Aim of the task: Repeat the data below exactly, dropping any pictures it holds.

Provided records:
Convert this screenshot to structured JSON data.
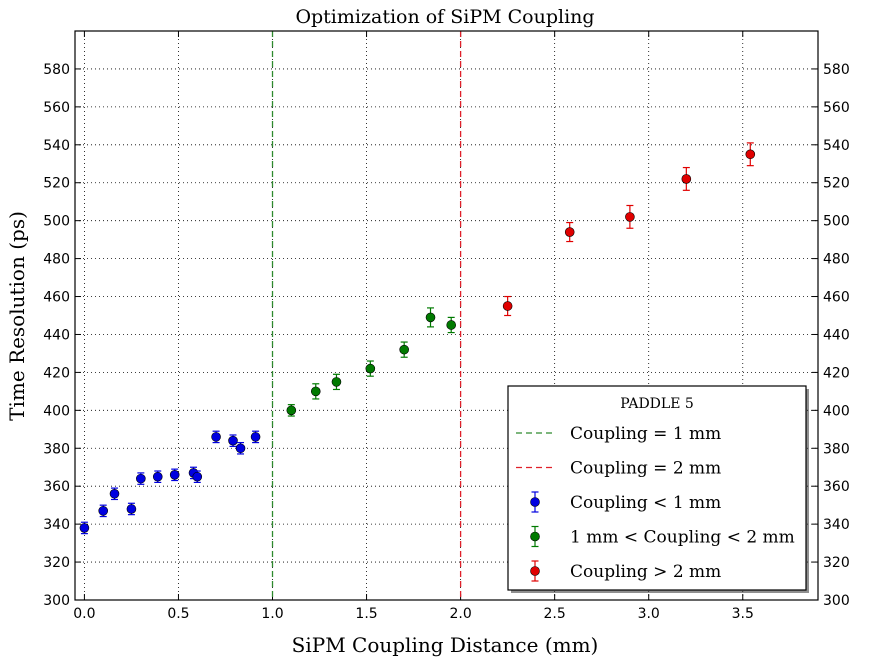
{
  "chart_data": {
    "type": "scatter",
    "title": "Optimization of SiPM Coupling",
    "xlabel": "SiPM Coupling Distance (mm)",
    "ylabel": "Time Resolution (ps)",
    "xlim": [
      -0.05,
      3.9
    ],
    "ylim": [
      300,
      600
    ],
    "xticks": [
      "0.0",
      "0.5",
      "1.0",
      "1.5",
      "2.0",
      "2.5",
      "3.0",
      "3.5"
    ],
    "yticks": [
      "300",
      "320",
      "340",
      "360",
      "380",
      "400",
      "420",
      "440",
      "460",
      "480",
      "500",
      "520",
      "540",
      "560",
      "580"
    ],
    "grid": true,
    "legend_placement": "lower-right",
    "legend_title": "PADDLE 5",
    "vlines": [
      {
        "x": 1.0,
        "label": "Coupling = 1 mm",
        "color": "#2e8b2e"
      },
      {
        "x": 2.0,
        "label": "Coupling = 2 mm",
        "color": "#e0202a"
      }
    ],
    "series": [
      {
        "name": "Coupling < 1 mm",
        "color": "#0000e0",
        "points": [
          {
            "x": 0.0,
            "y": 338,
            "err": 3
          },
          {
            "x": 0.1,
            "y": 347,
            "err": 3
          },
          {
            "x": 0.16,
            "y": 356,
            "err": 3
          },
          {
            "x": 0.25,
            "y": 348,
            "err": 3
          },
          {
            "x": 0.3,
            "y": 364,
            "err": 3
          },
          {
            "x": 0.39,
            "y": 365,
            "err": 3
          },
          {
            "x": 0.48,
            "y": 366,
            "err": 3
          },
          {
            "x": 0.58,
            "y": 367,
            "err": 3
          },
          {
            "x": 0.6,
            "y": 365,
            "err": 3
          },
          {
            "x": 0.7,
            "y": 386,
            "err": 3
          },
          {
            "x": 0.79,
            "y": 384,
            "err": 3
          },
          {
            "x": 0.83,
            "y": 380,
            "err": 3
          },
          {
            "x": 0.91,
            "y": 386,
            "err": 3
          }
        ]
      },
      {
        "name": "1 mm < Coupling < 2 mm",
        "color": "#007a00",
        "points": [
          {
            "x": 1.1,
            "y": 400,
            "err": 3
          },
          {
            "x": 1.23,
            "y": 410,
            "err": 4
          },
          {
            "x": 1.34,
            "y": 415,
            "err": 4
          },
          {
            "x": 1.52,
            "y": 422,
            "err": 4
          },
          {
            "x": 1.7,
            "y": 432,
            "err": 4
          },
          {
            "x": 1.84,
            "y": 449,
            "err": 5
          },
          {
            "x": 1.95,
            "y": 445,
            "err": 4
          }
        ]
      },
      {
        "name": "Coupling > 2 mm",
        "color": "#e00000",
        "points": [
          {
            "x": 2.25,
            "y": 455,
            "err": 5
          },
          {
            "x": 2.58,
            "y": 494,
            "err": 5
          },
          {
            "x": 2.9,
            "y": 502,
            "err": 6
          },
          {
            "x": 3.2,
            "y": 522,
            "err": 6
          },
          {
            "x": 3.54,
            "y": 535,
            "err": 6
          }
        ]
      }
    ]
  }
}
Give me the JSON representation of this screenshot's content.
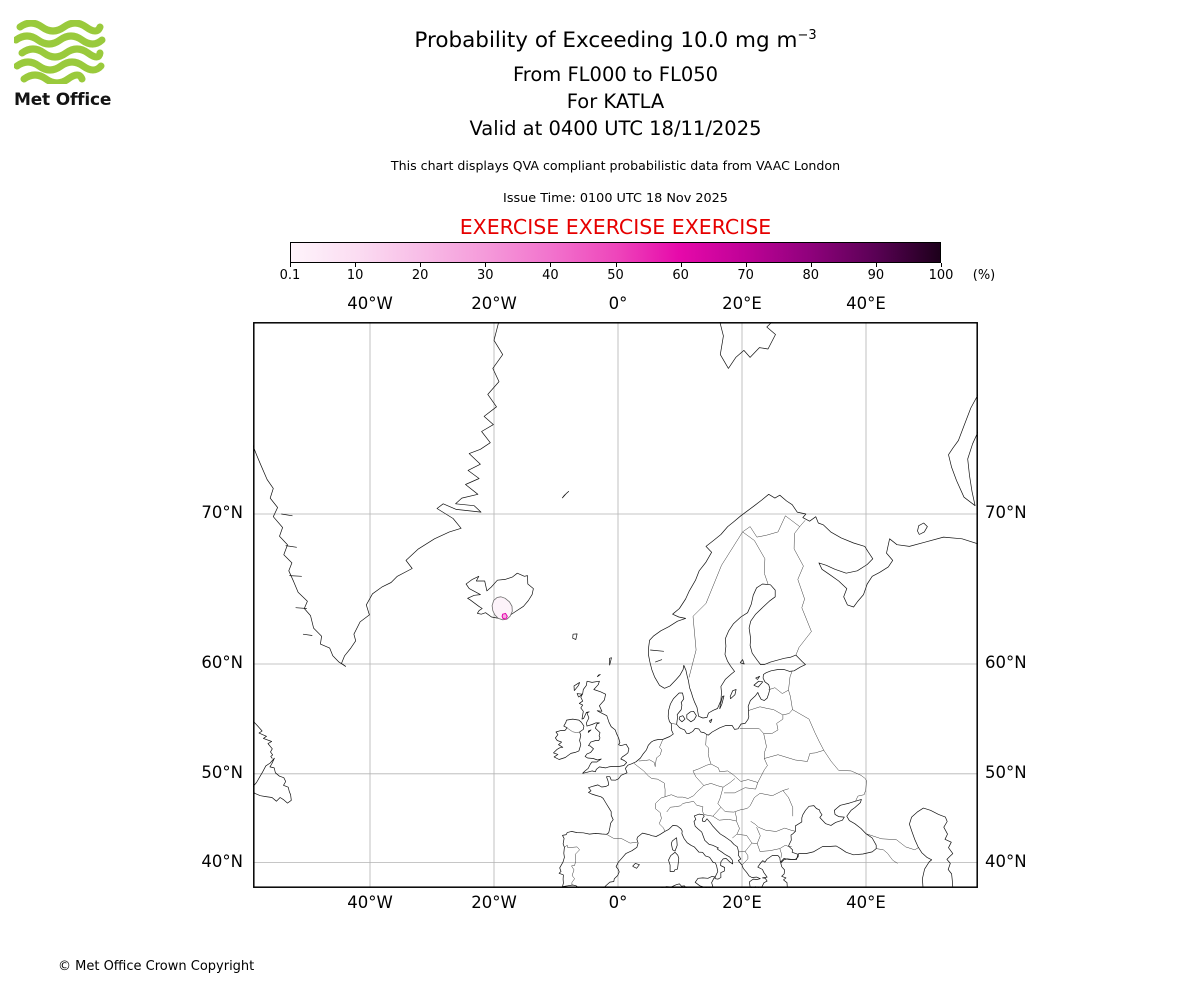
{
  "logo": {
    "brand": "Met Office"
  },
  "header": {
    "title": "Probability of Exceeding 10.0 mg m",
    "title_sup": "−3",
    "subtitle_levels": "From FL000 to FL050",
    "subtitle_volcano": "For KATLA",
    "subtitle_valid": "Valid at 0400 UTC 18/11/2025",
    "description": "This chart displays QVA compliant probabilistic data from VAAC London",
    "issue_time": "Issue Time: 0100 UTC 18 Nov 2025",
    "exercise": "EXERCISE EXERCISE EXERCISE"
  },
  "colorbar": {
    "tick_labels": [
      "0.1",
      "10",
      "20",
      "30",
      "40",
      "50",
      "60",
      "70",
      "80",
      "90",
      "100"
    ],
    "tick_values_percent": [
      0.1,
      10,
      20,
      30,
      40,
      50,
      60,
      70,
      80,
      90,
      100
    ],
    "unit": "(%)",
    "gradient_stops": [
      "#fef4fb",
      "#fbddf2",
      "#f8bde7",
      "#f59ada",
      "#f273cd",
      "#ee46bb",
      "#e609aa",
      "#bf0297",
      "#8f017c",
      "#5a0155",
      "#1d001b"
    ]
  },
  "map": {
    "lon_labels": [
      "40°W",
      "20°W",
      "0°",
      "20°E",
      "40°E"
    ],
    "lon_ticks": [
      -40,
      -20,
      0,
      20,
      40
    ],
    "lat_labels": [
      "70°N",
      "60°N",
      "50°N",
      "40°N"
    ],
    "lat_ticks": [
      70,
      60,
      50,
      40
    ],
    "hazard": {
      "low_fill": "#fdf3fa",
      "low_stroke": "#6e6e6e",
      "fill": "#f6a8e0",
      "stroke": "#e500ac"
    }
  },
  "colors": {
    "exercise_red": "#e60000",
    "logo_green": "#9aca3c",
    "graticule_gray": "#b3b3b3"
  },
  "footer": {
    "copyright": "© Met Office Crown Copyright"
  },
  "chart_data": {
    "type": "map-probability-contour",
    "title": "Probability of Exceeding 10.0 mg m−3",
    "flight_levels": "FL000 to FL050",
    "volcano": "KATLA",
    "valid_time": "0400 UTC 18/11/2025",
    "issue_time": "0100 UTC 18 Nov 2025",
    "source": "VAAC London",
    "probability_scale_percent": [
      0.1,
      10,
      20,
      30,
      40,
      50,
      60,
      70,
      80,
      90,
      100
    ],
    "projection": "mercator",
    "map_extent": {
      "lon_min": -58.9,
      "lon_max": 58.1,
      "lat_min": 36.9,
      "lat_max": 78.3
    },
    "contours": [
      {
        "probability_percent": 0.1,
        "approx_center": {
          "lon": -18.6,
          "lat": 64.2
        },
        "note": "small outline contour over southern Iceland around Katla"
      },
      {
        "probability_percent": 10,
        "approx_center": {
          "lon": -18.2,
          "lat": 63.6
        },
        "note": "tiny filled pink area on Iceland south coast"
      }
    ]
  }
}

Answer to this task:
Convert this screenshot to structured JSON data.
{
  "chart_data": {
    "type": "scatter",
    "title": "Optimization of SiPM Coupling",
    "xlabel": "SiPM Coupling Distance (mm)",
    "ylabel": "Time Resolution (ps)",
    "xlim": [
      -0.05,
      3.9
    ],
    "ylim": [
      300,
      600
    ],
    "xticks": [
      "0.0",
      "0.5",
      "1.0",
      "1.5",
      "2.0",
      "2.5",
      "3.0",
      "3.5"
    ],
    "yticks": [
      "300",
      "320",
      "340",
      "360",
      "380",
      "400",
      "420",
      "440",
      "460",
      "480",
      "500",
      "520",
      "540",
      "560",
      "580"
    ],
    "grid": true,
    "legend_placement": "lower-right",
    "legend_title": "PADDLE 5",
    "vlines": [
      {
        "x": 1.0,
        "label": "Coupling = 1 mm",
        "color": "#2e8b2e"
      },
      {
        "x": 2.0,
        "label": "Coupling = 2 mm",
        "color": "#e0202a"
      }
    ],
    "series": [
      {
        "name": "Coupling < 1 mm",
        "color": "#0000e0",
        "points": [
          {
            "x": 0.0,
            "y": 338,
            "err": 3
          },
          {
            "x": 0.1,
            "y": 347,
            "err": 3
          },
          {
            "x": 0.16,
            "y": 356,
            "err": 3
          },
          {
            "x": 0.25,
            "y": 348,
            "err": 3
          },
          {
            "x": 0.3,
            "y": 364,
            "err": 3
          },
          {
            "x": 0.39,
            "y": 365,
            "err": 3
          },
          {
            "x": 0.48,
            "y": 366,
            "err": 3
          },
          {
            "x": 0.58,
            "y": 367,
            "err": 3
          },
          {
            "x": 0.6,
            "y": 365,
            "err": 3
          },
          {
            "x": 0.7,
            "y": 386,
            "err": 3
          },
          {
            "x": 0.79,
            "y": 384,
            "err": 3
          },
          {
            "x": 0.83,
            "y": 380,
            "err": 3
          },
          {
            "x": 0.91,
            "y": 386,
            "err": 3
          }
        ]
      },
      {
        "name": "1 mm < Coupling < 2 mm",
        "color": "#007a00",
        "points": [
          {
            "x": 1.1,
            "y": 400,
            "err": 3
          },
          {
            "x": 1.23,
            "y": 410,
            "err": 4
          },
          {
            "x": 1.34,
            "y": 415,
            "err": 4
          },
          {
            "x": 1.52,
            "y": 422,
            "err": 4
          },
          {
            "x": 1.7,
            "y": 432,
            "err": 4
          },
          {
            "x": 1.84,
            "y": 449,
            "err": 5
          },
          {
            "x": 1.95,
            "y": 445,
            "err": 4
          }
        ]
      },
      {
        "name": "Coupling > 2 mm",
        "color": "#e00000",
        "points": [
          {
            "x": 2.25,
            "y": 455,
            "err": 5
          },
          {
            "x": 2.58,
            "y": 494,
            "err": 5
          },
          {
            "x": 2.9,
            "y": 502,
            "err": 6
          },
          {
            "x": 3.2,
            "y": 522,
            "err": 6
          },
          {
            "x": 3.54,
            "y": 535,
            "err": 6
          }
        ]
      }
    ]
  }
}
Give me the JSON representation of this screenshot's content.
{
  "logo": {
    "brand": "Met Office"
  },
  "header": {
    "title": "Probability of Exceeding 10.0 mg m",
    "title_sup": "−3",
    "subtitle_levels": "From FL000 to FL050",
    "subtitle_volcano": "For KATLA",
    "subtitle_valid": "Valid at 0400 UTC 18/11/2025",
    "description": "This chart displays QVA compliant probabilistic data from VAAC London",
    "issue_time": "Issue Time: 0100 UTC 18 Nov 2025",
    "exercise": "EXERCISE EXERCISE EXERCISE"
  },
  "colorbar": {
    "tick_labels": [
      "0.1",
      "10",
      "20",
      "30",
      "40",
      "50",
      "60",
      "70",
      "80",
      "90",
      "100"
    ],
    "tick_values_percent": [
      0.1,
      10,
      20,
      30,
      40,
      50,
      60,
      70,
      80,
      90,
      100
    ],
    "unit": "(%)",
    "gradient_stops": [
      "#fef4fb",
      "#fbddf2",
      "#f8bde7",
      "#f59ada",
      "#f273cd",
      "#ee46bb",
      "#e609aa",
      "#bf0297",
      "#8f017c",
      "#5a0155",
      "#1d001b"
    ]
  },
  "map": {
    "lon_labels": [
      "40°W",
      "20°W",
      "0°",
      "20°E",
      "40°E"
    ],
    "lon_ticks": [
      -40,
      -20,
      0,
      20,
      40
    ],
    "lat_labels": [
      "70°N",
      "60°N",
      "50°N",
      "40°N"
    ],
    "lat_ticks": [
      70,
      60,
      50,
      40
    ],
    "hazard": {
      "low_fill": "#fdf3fa",
      "low_stroke": "#6e6e6e",
      "fill": "#f6a8e0",
      "stroke": "#e500ac"
    }
  },
  "colors": {
    "exercise_red": "#e60000",
    "logo_green": "#9aca3c",
    "graticule_gray": "#b3b3b3"
  },
  "footer": {
    "copyright": "© Met Office Crown Copyright"
  },
  "chart_data": {
    "type": "map-probability-contour",
    "title": "Probability of Exceeding 10.0 mg m−3",
    "flight_levels": "FL000 to FL050",
    "volcano": "KATLA",
    "valid_time": "0400 UTC 18/11/2025",
    "issue_time": "0100 UTC 18 Nov 2025",
    "source": "VAAC London",
    "probability_scale_percent": [
      0.1,
      10,
      20,
      30,
      40,
      50,
      60,
      70,
      80,
      90,
      100
    ],
    "projection": "mercator",
    "map_extent": {
      "lon_min": -58.9,
      "lon_max": 58.1,
      "lat_min": 36.9,
      "lat_max": 78.3
    },
    "contours": [
      {
        "probability_percent": 0.1,
        "approx_center": {
          "lon": -18.6,
          "lat": 64.2
        },
        "note": "small outline contour over southern Iceland around Katla"
      },
      {
        "probability_percent": 10,
        "approx_center": {
          "lon": -18.2,
          "lat": 63.6
        },
        "note": "tiny filled pink area on Iceland south coast"
      }
    ]
  }
}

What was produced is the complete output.